■ To do ■
Scan the data below for the string "color". Copy every line where it appears.

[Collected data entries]

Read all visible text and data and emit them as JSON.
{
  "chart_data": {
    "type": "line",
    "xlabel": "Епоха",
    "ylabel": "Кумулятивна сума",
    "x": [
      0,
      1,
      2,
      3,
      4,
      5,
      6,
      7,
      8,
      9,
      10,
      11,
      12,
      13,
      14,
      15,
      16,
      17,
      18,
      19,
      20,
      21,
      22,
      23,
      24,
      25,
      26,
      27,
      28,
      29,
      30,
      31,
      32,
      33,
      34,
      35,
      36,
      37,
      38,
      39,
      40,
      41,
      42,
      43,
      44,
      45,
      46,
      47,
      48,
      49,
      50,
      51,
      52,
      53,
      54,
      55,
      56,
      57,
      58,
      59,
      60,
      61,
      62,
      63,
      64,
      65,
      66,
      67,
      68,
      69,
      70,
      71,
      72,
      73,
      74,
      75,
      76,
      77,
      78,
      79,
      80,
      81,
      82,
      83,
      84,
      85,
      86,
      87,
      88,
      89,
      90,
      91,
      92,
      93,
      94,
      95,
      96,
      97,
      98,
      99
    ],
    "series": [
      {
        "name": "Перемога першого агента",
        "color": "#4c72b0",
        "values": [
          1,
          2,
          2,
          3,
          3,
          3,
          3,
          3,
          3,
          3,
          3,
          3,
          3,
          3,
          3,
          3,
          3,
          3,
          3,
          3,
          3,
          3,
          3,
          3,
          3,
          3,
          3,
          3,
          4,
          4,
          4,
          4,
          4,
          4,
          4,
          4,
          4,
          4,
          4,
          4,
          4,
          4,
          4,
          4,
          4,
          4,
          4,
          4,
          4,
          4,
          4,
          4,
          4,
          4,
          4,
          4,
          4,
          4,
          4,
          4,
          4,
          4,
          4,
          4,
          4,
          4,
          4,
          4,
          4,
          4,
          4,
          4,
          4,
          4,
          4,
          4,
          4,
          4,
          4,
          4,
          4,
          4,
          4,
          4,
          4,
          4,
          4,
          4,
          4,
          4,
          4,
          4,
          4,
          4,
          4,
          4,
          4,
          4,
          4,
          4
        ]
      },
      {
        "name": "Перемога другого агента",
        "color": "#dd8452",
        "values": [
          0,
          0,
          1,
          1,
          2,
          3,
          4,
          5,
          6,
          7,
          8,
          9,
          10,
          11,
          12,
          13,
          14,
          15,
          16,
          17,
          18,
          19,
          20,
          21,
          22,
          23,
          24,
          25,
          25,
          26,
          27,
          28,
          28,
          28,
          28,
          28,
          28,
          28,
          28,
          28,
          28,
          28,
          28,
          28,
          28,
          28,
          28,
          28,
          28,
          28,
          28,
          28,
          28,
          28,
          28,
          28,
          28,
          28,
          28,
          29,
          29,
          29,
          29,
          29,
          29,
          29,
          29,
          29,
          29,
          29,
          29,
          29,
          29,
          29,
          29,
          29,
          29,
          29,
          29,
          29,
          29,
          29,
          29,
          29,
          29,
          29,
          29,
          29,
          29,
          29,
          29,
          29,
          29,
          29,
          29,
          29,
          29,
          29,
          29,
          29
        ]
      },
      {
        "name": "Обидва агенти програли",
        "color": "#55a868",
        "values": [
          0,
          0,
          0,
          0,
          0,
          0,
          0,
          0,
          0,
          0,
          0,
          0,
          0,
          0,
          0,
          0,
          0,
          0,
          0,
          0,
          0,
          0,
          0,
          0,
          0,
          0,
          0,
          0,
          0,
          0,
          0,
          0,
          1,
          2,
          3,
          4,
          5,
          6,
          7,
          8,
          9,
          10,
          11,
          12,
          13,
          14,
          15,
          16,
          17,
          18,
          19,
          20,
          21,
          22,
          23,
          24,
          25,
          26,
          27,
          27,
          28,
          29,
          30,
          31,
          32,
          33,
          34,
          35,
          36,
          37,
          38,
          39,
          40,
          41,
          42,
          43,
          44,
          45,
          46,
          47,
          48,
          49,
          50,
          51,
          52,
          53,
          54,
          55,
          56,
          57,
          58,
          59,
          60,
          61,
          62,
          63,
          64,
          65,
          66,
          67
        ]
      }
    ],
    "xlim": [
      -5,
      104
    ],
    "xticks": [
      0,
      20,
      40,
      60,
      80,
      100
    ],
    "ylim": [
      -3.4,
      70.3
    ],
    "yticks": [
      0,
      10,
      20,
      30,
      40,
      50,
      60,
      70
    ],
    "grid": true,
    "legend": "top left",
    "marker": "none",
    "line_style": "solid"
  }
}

■ Reply to the task ■
        "color": "#4c72b0",
        "color": "#dd8452",
        "color": "#55a868",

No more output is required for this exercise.